"""

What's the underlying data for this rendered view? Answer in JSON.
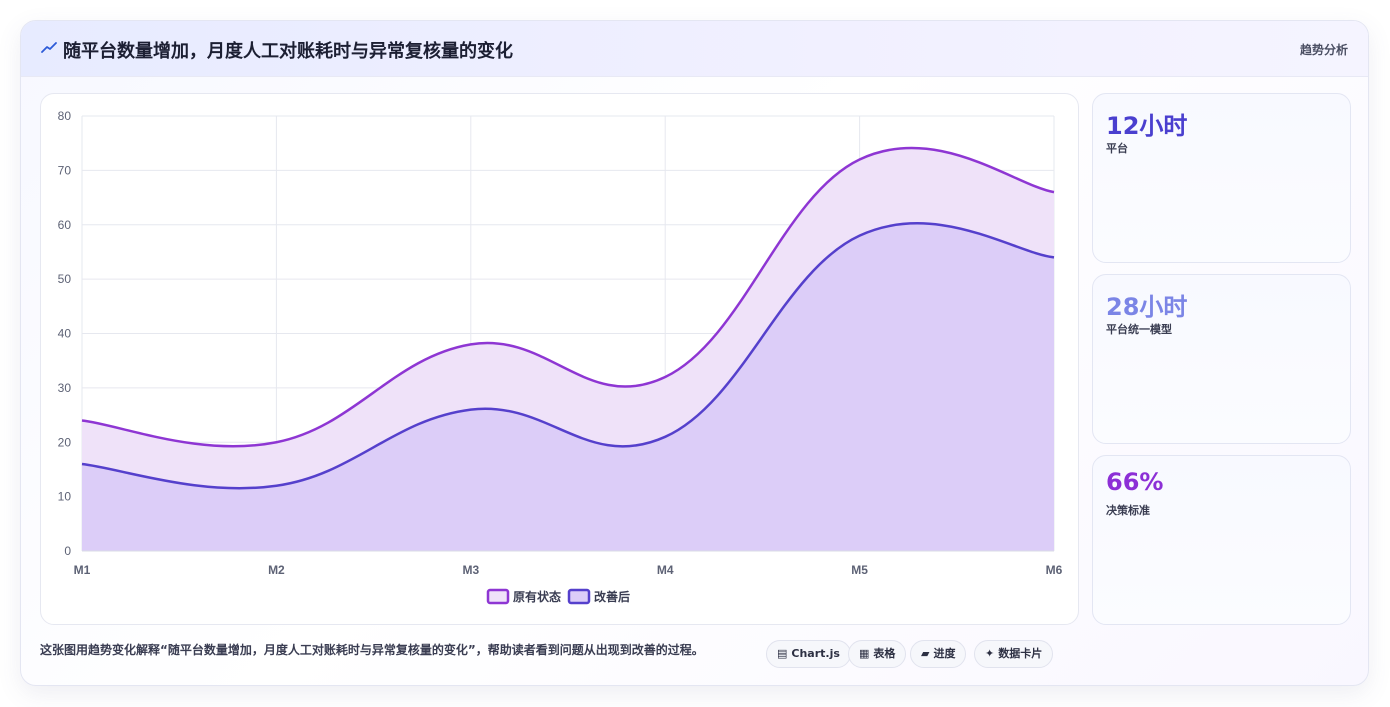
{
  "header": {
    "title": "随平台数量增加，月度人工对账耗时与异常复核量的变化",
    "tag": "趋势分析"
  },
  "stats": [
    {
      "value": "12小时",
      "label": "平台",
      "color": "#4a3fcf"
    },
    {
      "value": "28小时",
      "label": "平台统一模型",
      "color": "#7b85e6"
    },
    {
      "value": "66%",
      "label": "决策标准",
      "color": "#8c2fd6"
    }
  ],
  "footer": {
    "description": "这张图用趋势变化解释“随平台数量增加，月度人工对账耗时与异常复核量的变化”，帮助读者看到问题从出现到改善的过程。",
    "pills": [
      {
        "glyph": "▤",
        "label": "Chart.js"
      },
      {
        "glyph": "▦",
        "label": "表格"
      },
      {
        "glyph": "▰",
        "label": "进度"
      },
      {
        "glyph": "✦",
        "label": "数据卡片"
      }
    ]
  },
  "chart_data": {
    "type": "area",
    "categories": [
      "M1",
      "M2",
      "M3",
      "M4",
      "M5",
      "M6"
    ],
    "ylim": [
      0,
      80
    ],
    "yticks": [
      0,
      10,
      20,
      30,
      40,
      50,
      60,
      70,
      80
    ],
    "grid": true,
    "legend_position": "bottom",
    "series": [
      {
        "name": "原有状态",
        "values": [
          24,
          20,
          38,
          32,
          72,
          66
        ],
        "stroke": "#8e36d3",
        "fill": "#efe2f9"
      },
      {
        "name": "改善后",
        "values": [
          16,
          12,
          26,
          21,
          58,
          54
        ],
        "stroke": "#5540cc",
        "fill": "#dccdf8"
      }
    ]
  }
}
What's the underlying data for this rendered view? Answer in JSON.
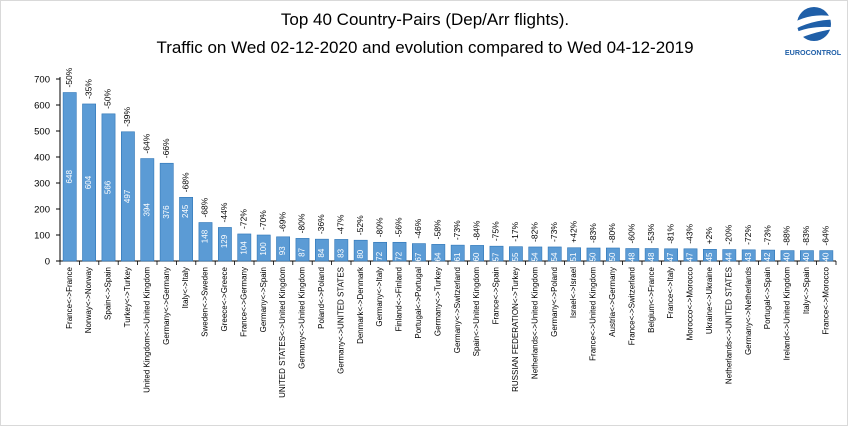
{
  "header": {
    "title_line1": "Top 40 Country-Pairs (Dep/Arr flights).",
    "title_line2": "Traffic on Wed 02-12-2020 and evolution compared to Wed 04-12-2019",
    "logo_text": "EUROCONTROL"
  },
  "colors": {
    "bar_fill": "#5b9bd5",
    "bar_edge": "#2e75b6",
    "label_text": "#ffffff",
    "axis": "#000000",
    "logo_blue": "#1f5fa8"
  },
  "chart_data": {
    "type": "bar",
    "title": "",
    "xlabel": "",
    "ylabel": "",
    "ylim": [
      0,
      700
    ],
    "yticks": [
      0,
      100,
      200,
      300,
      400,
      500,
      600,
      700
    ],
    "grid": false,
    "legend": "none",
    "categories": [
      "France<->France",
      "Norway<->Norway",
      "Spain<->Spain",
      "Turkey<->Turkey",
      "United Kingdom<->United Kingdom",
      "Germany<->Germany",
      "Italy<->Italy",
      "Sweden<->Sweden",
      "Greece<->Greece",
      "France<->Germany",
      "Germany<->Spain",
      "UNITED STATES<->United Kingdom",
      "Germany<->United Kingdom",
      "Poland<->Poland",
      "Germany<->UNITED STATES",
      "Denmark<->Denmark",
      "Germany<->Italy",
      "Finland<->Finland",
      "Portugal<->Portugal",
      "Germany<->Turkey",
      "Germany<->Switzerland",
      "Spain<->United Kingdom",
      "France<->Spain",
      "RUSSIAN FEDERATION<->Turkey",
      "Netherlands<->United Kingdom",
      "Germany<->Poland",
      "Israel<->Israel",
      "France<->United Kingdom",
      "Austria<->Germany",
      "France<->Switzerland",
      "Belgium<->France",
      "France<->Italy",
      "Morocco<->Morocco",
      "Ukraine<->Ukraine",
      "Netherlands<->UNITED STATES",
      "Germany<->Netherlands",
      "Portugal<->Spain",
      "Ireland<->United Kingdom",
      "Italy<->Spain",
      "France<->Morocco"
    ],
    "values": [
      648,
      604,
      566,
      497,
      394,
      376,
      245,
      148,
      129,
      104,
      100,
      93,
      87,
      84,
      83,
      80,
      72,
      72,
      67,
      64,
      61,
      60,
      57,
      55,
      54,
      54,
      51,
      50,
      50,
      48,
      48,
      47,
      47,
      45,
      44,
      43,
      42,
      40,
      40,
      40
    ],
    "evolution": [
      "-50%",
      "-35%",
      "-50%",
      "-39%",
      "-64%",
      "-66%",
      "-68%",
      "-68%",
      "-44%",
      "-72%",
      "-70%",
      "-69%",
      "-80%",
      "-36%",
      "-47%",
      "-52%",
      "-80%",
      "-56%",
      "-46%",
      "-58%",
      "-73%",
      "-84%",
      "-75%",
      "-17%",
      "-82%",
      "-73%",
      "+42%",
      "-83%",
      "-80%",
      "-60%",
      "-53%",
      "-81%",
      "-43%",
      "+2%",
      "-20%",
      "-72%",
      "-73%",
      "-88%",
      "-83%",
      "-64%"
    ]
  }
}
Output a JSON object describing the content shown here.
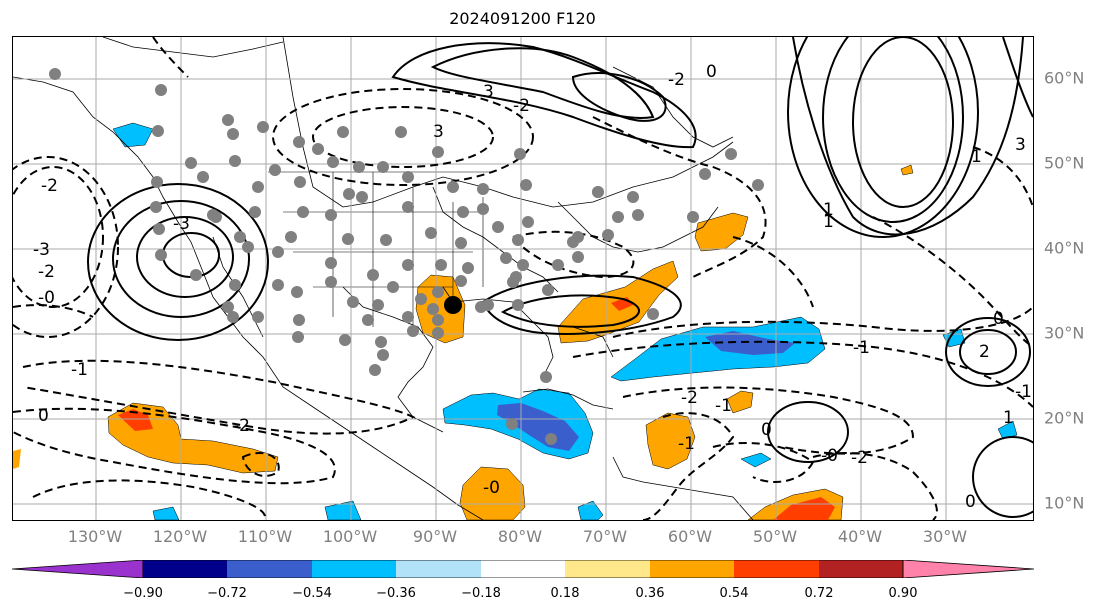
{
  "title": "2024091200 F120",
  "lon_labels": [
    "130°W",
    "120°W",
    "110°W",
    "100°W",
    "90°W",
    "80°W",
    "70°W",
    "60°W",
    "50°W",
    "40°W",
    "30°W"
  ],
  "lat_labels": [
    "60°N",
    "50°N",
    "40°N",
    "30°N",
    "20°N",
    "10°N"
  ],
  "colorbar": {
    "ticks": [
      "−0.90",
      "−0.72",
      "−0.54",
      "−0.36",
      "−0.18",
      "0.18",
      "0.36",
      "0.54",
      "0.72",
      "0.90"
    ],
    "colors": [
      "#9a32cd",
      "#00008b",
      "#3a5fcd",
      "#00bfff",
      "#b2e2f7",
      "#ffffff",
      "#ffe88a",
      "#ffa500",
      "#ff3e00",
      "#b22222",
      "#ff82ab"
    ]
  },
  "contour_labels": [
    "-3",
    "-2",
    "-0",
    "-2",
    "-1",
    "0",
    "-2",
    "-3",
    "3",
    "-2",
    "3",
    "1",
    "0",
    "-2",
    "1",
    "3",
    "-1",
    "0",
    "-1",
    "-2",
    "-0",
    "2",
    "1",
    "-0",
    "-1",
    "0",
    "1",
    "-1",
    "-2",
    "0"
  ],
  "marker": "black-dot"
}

"""

*AIM*: Without including any pictures, print all of the material exactly as given.

*COMPLETE ANSWER*:
What's the underlying data for this rendered view? Answer in JSON.
{
  "header": {
    "title": "随平台数量增加，月度人工对账耗时与异常复核量的变化",
    "tag": "趋势分析"
  },
  "stats": [
    {
      "value": "12小时",
      "label": "平台",
      "color": "#4a3fcf"
    },
    {
      "value": "28小时",
      "label": "平台统一模型",
      "color": "#7b85e6"
    },
    {
      "value": "66%",
      "label": "决策标准",
      "color": "#8c2fd6"
    }
  ],
  "footer": {
    "description": "这张图用趋势变化解释“随平台数量增加，月度人工对账耗时与异常复核量的变化”，帮助读者看到问题从出现到改善的过程。",
    "pills": [
      {
        "glyph": "▤",
        "label": "Chart.js"
      },
      {
        "glyph": "▦",
        "label": "表格"
      },
      {
        "glyph": "▰",
        "label": "进度"
      },
      {
        "glyph": "✦",
        "label": "数据卡片"
      }
    ]
  },
  "chart_data": {
    "type": "area",
    "categories": [
      "M1",
      "M2",
      "M3",
      "M4",
      "M5",
      "M6"
    ],
    "ylim": [
      0,
      80
    ],
    "yticks": [
      0,
      10,
      20,
      30,
      40,
      50,
      60,
      70,
      80
    ],
    "grid": true,
    "legend_position": "bottom",
    "series": [
      {
        "name": "原有状态",
        "values": [
          24,
          20,
          38,
          32,
          72,
          66
        ],
        "stroke": "#8e36d3",
        "fill": "#efe2f9"
      },
      {
        "name": "改善后",
        "values": [
          16,
          12,
          26,
          21,
          58,
          54
        ],
        "stroke": "#5540cc",
        "fill": "#dccdf8"
      }
    ]
  }
}
What's the underlying data for this rendered view? Answer in JSON.
{
  "header": {
    "title_line1": "Top 40 Country-Pairs (Dep/Arr flights).",
    "title_line2": "Traffic on Wed 02-12-2020 and evolution compared to Wed 04-12-2019",
    "logo_text": "EUROCONTROL"
  },
  "colors": {
    "bar_fill": "#5b9bd5",
    "bar_edge": "#2e75b6",
    "label_text": "#ffffff",
    "axis": "#000000",
    "logo_blue": "#1f5fa8"
  },
  "chart_data": {
    "type": "bar",
    "title": "",
    "xlabel": "",
    "ylabel": "",
    "ylim": [
      0,
      700
    ],
    "yticks": [
      0,
      100,
      200,
      300,
      400,
      500,
      600,
      700
    ],
    "grid": false,
    "legend": "none",
    "categories": [
      "France<->France",
      "Norway<->Norway",
      "Spain<->Spain",
      "Turkey<->Turkey",
      "United Kingdom<->United Kingdom",
      "Germany<->Germany",
      "Italy<->Italy",
      "Sweden<->Sweden",
      "Greece<->Greece",
      "France<->Germany",
      "Germany<->Spain",
      "UNITED STATES<->United Kingdom",
      "Germany<->United Kingdom",
      "Poland<->Poland",
      "Germany<->UNITED STATES",
      "Denmark<->Denmark",
      "Germany<->Italy",
      "Finland<->Finland",
      "Portugal<->Portugal",
      "Germany<->Turkey",
      "Germany<->Switzerland",
      "Spain<->United Kingdom",
      "France<->Spain",
      "RUSSIAN FEDERATION<->Turkey",
      "Netherlands<->United Kingdom",
      "Germany<->Poland",
      "Israel<->Israel",
      "France<->United Kingdom",
      "Austria<->Germany",
      "France<->Switzerland",
      "Belgium<->France",
      "France<->Italy",
      "Morocco<->Morocco",
      "Ukraine<->Ukraine",
      "Netherlands<->UNITED STATES",
      "Germany<->Netherlands",
      "Portugal<->Spain",
      "Ireland<->United Kingdom",
      "Italy<->Spain",
      "France<->Morocco"
    ],
    "values": [
      648,
      604,
      566,
      497,
      394,
      376,
      245,
      148,
      129,
      104,
      100,
      93,
      87,
      84,
      83,
      80,
      72,
      72,
      67,
      64,
      61,
      60,
      57,
      55,
      54,
      54,
      51,
      50,
      50,
      48,
      48,
      47,
      47,
      45,
      44,
      43,
      42,
      40,
      40,
      40
    ],
    "evolution": [
      "-50%",
      "-35%",
      "-50%",
      "-39%",
      "-64%",
      "-66%",
      "-68%",
      "-68%",
      "-44%",
      "-72%",
      "-70%",
      "-69%",
      "-80%",
      "-36%",
      "-47%",
      "-52%",
      "-80%",
      "-56%",
      "-46%",
      "-58%",
      "-73%",
      "-84%",
      "-75%",
      "-17%",
      "-82%",
      "-73%",
      "+42%",
      "-83%",
      "-80%",
      "-60%",
      "-53%",
      "-81%",
      "-43%",
      "+2%",
      "-20%",
      "-72%",
      "-73%",
      "-88%",
      "-83%",
      "-64%"
    ]
  }
}
Output a JSON object describing the content shown here.
{
  "title": "2024091200 F120",
  "lon_labels": [
    "130°W",
    "120°W",
    "110°W",
    "100°W",
    "90°W",
    "80°W",
    "70°W",
    "60°W",
    "50°W",
    "40°W",
    "30°W"
  ],
  "lat_labels": [
    "60°N",
    "50°N",
    "40°N",
    "30°N",
    "20°N",
    "10°N"
  ],
  "colorbar": {
    "ticks": [
      "−0.90",
      "−0.72",
      "−0.54",
      "−0.36",
      "−0.18",
      "0.18",
      "0.36",
      "0.54",
      "0.72",
      "0.90"
    ],
    "colors": [
      "#9a32cd",
      "#00008b",
      "#3a5fcd",
      "#00bfff",
      "#b2e2f7",
      "#ffffff",
      "#ffe88a",
      "#ffa500",
      "#ff3e00",
      "#b22222",
      "#ff82ab"
    ]
  },
  "contour_labels": [
    "-3",
    "-2",
    "-0",
    "-2",
    "-1",
    "0",
    "-2",
    "-3",
    "3",
    "-2",
    "3",
    "1",
    "0",
    "-2",
    "1",
    "3",
    "-1",
    "0",
    "-1",
    "-2",
    "-0",
    "2",
    "1",
    "-0",
    "-1",
    "0",
    "1",
    "-1",
    "-2",
    "0"
  ],
  "marker": "black-dot"
}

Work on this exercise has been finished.